- EXTRACT TO READ -
--- START ---

AMENDMENT 821. The District of South Dakota granted an Amendment 821 motion in United States v. Julion Graham, 2024 U.S. Dist. LEXIS 16099 (D. S.D. Jan. 26, 2024). The defendant’s sentence was reduced from 21-months to time served.

 

AMENDMENT 821. The Eastern District of Tennessee granted an Amendment 821 motion in United States v. Tony Fawver, 2024 U.S. Dist. LEXIS 14316 (E.D. Tenn. Jan. 26, 2024). The defendant’s sentence was reduced from 105-months to time served.

 

AMENDMENT 821. The Eastern District of Tennessee granted an Amendment 821 motion in United States v. Andrew Farr, 2024 U.S. Dist. LEXIS 14312 (E.D. Tenn. Jan. 26, 2024). The defendant’s sentence was reduced from 38-months to time served.

 

AMENDMENT 821. The Eastern District of Tennessee granted an Amendment 821 motion in United States v. Chance England, 2024 U.S. Dist. LEXIS 14308 (E.D. Tenn. Jan. 26, 2024). The defendant’s sentence was reduced from 57-months to 51-months.

 

AMENDMENT 821. The Eastern District of Tennessee granted an Amendment 821 motion in United States v. David Crowder, 2024 U.S. Dist. LEXIS 14305 (E.D. Tenn. Jan. 26, 2024). The defendant’s sentence was reduced from 60-months to 48-months.

 

AMENDMENT 821. The Eastern District of Tennessee granted an Amendment 821 motion in United States v. Melessa Byrge, 2024 U.S. Dist. LEXIS 143014 (E.D. Tenn. Jan. 26, 2024). The defendant’s sentence was reduced from 121-months to 108-months.

 

AMENDMENT 821. The District of South Dakota granted an Amendment 821 motion in United States v. Steven Bares, 2024 U.S. Dist. LEXIS 16101 (D. S.D. Jan. 26, 2024). The defendant’s sentence was reduced from 46-months to time served.

--- END ---

- TO DO -
- 1) Answer these questions about the Amendment 821 summaries:
(a) In the Tony Fawver case, what sentence did the defendant have before the reduction?
(b) Which court granted the motion in the Steven Bares case?
(c) What was Melessa Byrge's sentence reduced to?
- 2) Sum up the Amendment 821 summaries in two sentences.

Document layout detection data

--- START ---

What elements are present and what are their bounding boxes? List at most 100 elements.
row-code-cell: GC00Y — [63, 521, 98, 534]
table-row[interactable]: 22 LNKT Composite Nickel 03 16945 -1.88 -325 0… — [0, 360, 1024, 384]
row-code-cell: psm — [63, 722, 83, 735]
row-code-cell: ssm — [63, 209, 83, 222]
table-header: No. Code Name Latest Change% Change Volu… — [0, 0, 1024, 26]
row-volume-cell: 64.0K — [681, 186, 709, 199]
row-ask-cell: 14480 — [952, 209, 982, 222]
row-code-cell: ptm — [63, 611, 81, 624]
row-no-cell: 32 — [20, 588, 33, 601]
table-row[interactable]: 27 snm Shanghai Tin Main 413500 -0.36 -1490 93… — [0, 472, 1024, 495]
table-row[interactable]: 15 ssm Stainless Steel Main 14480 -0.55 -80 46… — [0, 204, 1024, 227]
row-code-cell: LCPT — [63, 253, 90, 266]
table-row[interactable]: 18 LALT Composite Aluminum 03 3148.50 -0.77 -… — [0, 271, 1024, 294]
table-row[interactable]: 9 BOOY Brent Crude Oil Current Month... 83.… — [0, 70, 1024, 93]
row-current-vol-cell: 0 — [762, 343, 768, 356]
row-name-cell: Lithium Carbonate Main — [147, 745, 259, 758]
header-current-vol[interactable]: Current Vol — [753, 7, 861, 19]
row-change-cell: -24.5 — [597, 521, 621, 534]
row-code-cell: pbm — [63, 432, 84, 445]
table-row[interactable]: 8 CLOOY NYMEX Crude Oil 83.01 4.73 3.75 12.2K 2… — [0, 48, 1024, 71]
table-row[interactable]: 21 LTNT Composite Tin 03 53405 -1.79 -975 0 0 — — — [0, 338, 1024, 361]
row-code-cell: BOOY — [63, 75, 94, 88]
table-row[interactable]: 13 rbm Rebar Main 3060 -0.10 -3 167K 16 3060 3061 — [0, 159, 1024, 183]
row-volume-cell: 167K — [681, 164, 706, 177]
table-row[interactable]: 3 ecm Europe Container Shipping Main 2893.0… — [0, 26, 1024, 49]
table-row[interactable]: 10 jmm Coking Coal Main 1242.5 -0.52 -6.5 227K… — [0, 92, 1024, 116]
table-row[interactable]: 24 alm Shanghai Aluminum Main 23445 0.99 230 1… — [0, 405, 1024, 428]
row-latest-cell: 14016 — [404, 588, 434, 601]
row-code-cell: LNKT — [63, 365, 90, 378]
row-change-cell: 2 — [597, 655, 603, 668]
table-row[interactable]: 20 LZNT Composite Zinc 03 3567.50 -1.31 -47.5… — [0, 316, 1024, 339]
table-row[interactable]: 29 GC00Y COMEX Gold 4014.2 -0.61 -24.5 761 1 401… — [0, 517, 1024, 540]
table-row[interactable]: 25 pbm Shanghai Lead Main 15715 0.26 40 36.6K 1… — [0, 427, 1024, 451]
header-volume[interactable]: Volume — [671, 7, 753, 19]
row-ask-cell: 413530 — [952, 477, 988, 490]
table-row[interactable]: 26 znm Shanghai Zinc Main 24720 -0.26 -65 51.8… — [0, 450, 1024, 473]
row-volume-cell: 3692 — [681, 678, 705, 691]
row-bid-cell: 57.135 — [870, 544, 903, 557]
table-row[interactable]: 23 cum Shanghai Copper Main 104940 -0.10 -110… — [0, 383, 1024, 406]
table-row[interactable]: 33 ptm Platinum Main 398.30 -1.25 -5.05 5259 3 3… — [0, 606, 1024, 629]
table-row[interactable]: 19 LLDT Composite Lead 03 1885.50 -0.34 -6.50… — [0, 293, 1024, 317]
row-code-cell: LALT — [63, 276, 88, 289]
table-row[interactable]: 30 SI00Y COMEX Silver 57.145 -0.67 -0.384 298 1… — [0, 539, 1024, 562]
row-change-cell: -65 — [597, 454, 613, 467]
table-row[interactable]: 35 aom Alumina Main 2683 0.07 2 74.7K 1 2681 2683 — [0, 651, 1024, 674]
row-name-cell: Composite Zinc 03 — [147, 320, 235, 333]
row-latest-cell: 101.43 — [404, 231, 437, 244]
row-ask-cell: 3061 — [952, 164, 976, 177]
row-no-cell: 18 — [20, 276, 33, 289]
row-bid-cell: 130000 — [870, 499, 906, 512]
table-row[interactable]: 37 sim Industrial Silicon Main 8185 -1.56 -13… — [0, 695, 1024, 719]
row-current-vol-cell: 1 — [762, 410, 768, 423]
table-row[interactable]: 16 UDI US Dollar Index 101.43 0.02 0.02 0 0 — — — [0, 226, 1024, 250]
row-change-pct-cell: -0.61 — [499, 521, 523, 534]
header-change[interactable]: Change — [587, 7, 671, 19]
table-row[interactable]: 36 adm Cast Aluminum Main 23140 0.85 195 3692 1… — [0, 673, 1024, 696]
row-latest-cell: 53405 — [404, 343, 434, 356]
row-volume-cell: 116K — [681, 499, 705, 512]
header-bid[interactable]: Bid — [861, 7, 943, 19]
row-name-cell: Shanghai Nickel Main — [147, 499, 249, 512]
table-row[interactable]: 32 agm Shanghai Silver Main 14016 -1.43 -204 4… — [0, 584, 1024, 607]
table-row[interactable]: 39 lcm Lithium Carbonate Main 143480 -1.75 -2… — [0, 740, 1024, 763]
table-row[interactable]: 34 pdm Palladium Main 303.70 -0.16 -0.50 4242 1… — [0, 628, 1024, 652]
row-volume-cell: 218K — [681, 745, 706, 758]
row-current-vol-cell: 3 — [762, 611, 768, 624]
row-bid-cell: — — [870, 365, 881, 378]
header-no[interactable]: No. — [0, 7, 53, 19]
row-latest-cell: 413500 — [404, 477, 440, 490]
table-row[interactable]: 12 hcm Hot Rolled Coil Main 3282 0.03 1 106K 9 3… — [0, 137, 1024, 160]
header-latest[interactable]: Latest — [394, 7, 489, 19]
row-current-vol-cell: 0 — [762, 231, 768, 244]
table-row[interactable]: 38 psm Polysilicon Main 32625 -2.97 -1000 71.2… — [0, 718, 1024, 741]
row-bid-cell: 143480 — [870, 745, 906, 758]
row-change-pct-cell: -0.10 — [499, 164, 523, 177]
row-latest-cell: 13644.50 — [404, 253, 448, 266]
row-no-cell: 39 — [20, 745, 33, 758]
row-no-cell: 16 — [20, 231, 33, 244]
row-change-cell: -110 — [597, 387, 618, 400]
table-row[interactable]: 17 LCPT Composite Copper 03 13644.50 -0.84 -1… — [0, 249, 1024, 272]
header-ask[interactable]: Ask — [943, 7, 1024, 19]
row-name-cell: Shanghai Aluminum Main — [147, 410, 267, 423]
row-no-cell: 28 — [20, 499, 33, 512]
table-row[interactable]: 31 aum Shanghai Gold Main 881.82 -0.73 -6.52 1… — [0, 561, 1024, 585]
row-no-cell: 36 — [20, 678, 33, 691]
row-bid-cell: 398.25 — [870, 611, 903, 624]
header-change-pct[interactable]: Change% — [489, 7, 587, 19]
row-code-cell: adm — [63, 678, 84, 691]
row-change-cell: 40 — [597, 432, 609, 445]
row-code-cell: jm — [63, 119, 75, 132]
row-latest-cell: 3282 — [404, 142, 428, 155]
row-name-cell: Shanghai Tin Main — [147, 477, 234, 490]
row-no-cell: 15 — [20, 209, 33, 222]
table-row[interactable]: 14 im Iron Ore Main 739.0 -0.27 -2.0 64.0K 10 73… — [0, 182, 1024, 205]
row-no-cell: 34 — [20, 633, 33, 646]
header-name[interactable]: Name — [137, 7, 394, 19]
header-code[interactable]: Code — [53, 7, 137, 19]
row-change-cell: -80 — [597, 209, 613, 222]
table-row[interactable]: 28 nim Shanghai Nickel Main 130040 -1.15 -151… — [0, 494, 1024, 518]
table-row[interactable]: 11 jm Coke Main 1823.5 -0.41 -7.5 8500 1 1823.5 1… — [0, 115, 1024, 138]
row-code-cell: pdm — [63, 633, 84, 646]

--- END ---

- ACTIVITY ANSWERS -
- 1)
(a) 105 months
(b) The District of South Dakota
(c) 108 months

- 2) On January 26, 2024, the District of South Dakota granted Amendment 821 motions in two cases, and the Eastern District of Tennessee granted them in five. Four defendants had their sentences reduced to time served, and the other three got shorter terms, such as David Crowder's cut from 60 months to 48 months.